[Rows from a figure dataset]

↓

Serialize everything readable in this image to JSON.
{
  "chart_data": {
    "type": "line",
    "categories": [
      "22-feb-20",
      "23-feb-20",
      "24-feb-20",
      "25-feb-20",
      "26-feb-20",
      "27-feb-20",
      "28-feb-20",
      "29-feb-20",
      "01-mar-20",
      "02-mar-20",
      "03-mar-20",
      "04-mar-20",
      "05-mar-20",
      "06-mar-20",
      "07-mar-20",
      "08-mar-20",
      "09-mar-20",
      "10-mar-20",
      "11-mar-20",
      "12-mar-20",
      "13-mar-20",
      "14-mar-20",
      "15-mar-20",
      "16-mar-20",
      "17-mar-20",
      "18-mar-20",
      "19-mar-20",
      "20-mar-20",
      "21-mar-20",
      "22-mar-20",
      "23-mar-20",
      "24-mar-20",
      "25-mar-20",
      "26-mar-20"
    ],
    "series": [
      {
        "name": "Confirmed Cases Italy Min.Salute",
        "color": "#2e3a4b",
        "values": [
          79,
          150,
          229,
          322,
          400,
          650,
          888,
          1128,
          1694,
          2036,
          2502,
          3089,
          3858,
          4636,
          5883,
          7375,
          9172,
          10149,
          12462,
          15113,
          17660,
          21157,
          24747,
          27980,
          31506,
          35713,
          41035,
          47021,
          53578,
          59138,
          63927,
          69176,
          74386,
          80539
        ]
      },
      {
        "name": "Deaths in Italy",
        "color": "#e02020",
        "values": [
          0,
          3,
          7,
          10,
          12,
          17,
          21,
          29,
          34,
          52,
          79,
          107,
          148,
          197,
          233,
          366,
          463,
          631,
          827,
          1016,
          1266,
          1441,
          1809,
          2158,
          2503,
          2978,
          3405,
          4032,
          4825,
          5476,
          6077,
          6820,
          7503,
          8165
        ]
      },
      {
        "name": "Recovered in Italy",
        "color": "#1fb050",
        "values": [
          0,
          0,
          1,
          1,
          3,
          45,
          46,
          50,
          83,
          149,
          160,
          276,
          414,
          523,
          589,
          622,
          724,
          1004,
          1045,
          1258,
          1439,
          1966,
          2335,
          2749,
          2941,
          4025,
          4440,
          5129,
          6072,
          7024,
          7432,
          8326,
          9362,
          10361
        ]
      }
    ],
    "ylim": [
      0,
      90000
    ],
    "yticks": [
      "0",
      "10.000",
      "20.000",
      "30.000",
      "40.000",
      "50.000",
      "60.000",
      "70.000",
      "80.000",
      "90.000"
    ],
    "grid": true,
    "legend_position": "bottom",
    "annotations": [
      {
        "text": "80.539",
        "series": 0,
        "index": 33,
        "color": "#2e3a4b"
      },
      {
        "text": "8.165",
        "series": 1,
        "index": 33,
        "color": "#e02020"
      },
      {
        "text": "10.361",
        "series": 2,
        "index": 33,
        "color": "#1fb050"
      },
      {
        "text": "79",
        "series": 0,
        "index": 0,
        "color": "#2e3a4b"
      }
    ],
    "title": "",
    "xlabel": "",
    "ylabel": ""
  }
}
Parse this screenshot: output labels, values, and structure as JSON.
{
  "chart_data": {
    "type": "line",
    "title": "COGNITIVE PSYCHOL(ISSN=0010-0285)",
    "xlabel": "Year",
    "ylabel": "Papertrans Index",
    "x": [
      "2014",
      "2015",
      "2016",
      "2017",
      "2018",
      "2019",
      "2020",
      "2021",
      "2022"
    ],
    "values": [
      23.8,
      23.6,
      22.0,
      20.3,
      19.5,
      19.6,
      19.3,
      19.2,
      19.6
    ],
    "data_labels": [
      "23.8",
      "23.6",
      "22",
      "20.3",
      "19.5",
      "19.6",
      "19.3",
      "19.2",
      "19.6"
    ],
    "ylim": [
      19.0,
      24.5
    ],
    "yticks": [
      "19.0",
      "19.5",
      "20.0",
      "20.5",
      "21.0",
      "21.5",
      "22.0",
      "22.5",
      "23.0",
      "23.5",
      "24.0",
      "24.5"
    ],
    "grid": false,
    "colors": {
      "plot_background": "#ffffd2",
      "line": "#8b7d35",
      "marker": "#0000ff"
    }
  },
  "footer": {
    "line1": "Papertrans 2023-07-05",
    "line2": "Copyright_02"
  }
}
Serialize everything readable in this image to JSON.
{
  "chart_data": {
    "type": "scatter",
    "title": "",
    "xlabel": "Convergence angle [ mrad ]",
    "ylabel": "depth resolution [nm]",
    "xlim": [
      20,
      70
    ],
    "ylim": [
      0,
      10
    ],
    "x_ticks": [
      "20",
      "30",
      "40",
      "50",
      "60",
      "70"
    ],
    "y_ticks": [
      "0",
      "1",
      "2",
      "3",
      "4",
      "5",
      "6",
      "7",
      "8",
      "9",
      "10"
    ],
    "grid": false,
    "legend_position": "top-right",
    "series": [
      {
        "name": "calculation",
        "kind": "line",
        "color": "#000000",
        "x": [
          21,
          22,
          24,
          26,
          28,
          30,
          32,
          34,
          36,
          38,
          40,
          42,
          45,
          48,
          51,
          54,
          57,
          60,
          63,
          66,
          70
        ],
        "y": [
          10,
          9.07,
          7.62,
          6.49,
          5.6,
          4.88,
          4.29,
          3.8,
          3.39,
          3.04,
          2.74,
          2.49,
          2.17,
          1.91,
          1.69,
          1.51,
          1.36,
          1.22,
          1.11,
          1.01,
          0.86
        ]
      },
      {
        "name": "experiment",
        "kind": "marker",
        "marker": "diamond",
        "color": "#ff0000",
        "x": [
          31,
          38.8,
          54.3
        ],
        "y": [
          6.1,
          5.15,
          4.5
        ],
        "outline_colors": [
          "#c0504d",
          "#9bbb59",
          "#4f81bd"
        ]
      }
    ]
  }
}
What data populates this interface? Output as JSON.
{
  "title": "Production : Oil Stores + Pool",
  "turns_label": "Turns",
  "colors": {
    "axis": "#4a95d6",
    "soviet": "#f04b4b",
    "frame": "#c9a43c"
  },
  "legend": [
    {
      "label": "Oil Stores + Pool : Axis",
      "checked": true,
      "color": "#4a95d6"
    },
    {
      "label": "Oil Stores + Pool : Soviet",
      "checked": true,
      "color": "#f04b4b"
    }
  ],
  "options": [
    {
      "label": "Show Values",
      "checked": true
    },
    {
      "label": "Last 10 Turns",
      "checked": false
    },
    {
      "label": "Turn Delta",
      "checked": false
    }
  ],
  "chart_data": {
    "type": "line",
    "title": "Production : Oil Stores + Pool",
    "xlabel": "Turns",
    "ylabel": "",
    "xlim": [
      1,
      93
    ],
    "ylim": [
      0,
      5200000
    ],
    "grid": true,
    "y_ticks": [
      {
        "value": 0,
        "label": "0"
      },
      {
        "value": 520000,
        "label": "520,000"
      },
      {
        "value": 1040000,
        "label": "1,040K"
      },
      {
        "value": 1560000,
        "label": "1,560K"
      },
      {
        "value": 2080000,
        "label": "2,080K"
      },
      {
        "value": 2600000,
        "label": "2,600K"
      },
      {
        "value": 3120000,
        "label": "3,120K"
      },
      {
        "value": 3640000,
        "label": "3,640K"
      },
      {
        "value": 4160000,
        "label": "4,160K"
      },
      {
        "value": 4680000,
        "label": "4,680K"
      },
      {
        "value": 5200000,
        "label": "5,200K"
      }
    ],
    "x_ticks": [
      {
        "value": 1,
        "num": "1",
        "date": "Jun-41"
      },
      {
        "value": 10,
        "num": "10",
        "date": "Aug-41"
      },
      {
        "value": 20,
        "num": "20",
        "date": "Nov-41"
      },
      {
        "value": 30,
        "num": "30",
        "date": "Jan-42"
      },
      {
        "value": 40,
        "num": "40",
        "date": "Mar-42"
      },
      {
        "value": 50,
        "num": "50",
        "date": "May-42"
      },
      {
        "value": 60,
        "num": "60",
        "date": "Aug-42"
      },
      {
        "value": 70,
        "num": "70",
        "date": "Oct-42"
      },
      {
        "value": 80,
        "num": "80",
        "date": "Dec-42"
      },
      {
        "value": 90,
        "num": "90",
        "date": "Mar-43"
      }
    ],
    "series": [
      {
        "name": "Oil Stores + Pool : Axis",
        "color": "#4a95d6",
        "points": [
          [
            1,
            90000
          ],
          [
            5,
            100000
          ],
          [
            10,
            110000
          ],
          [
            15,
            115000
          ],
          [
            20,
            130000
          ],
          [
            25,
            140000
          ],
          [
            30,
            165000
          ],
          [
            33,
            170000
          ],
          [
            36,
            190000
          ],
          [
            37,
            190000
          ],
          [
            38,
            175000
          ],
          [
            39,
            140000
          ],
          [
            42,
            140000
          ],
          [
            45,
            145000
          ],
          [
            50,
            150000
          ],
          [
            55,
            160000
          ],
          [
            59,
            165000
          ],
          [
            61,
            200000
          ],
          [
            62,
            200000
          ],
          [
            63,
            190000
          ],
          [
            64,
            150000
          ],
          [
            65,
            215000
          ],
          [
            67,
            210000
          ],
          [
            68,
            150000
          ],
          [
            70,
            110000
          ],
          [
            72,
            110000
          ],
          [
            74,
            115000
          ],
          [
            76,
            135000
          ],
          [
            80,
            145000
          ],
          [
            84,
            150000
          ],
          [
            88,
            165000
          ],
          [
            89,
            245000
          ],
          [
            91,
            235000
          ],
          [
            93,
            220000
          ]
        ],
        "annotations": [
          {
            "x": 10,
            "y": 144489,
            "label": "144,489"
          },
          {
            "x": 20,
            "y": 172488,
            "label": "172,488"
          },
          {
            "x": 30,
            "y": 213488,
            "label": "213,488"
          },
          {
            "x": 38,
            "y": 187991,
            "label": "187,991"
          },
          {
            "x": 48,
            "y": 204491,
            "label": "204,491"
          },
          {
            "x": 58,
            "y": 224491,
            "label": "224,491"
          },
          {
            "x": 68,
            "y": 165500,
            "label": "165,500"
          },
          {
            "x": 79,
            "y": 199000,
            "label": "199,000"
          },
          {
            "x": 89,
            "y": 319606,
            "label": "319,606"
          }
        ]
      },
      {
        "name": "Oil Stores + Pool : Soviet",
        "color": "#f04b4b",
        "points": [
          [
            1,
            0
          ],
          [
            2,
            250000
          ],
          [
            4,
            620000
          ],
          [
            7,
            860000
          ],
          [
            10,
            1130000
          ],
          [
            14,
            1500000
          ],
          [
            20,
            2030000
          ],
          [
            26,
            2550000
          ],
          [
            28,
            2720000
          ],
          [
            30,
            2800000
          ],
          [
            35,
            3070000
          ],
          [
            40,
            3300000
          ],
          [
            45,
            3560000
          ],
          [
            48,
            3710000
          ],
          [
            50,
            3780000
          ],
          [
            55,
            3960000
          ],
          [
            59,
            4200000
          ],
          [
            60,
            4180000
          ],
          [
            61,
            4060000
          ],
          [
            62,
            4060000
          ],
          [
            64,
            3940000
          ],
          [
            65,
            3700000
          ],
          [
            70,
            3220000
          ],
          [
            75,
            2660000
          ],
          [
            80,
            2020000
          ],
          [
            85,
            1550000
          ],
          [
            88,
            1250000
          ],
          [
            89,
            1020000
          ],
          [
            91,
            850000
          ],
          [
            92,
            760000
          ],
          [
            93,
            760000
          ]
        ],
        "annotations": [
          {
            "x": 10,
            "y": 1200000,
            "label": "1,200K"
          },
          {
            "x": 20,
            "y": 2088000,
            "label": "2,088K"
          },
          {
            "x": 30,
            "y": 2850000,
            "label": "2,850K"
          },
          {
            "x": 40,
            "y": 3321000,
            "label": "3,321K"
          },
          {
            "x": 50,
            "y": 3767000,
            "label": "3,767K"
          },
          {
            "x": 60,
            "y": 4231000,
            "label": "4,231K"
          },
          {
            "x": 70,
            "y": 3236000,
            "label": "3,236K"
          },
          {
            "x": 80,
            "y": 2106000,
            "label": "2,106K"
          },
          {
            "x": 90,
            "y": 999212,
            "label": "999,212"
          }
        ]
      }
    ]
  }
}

↑

** Exercise objective **
Take every line from the data above that holds "xlabel" and copy it out.

** Final result **
    "xlabel": "",
    "xlabel": "Year",
    "xlabel": "Convergence angle [ mrad ]",
    "xlabel": "Turns",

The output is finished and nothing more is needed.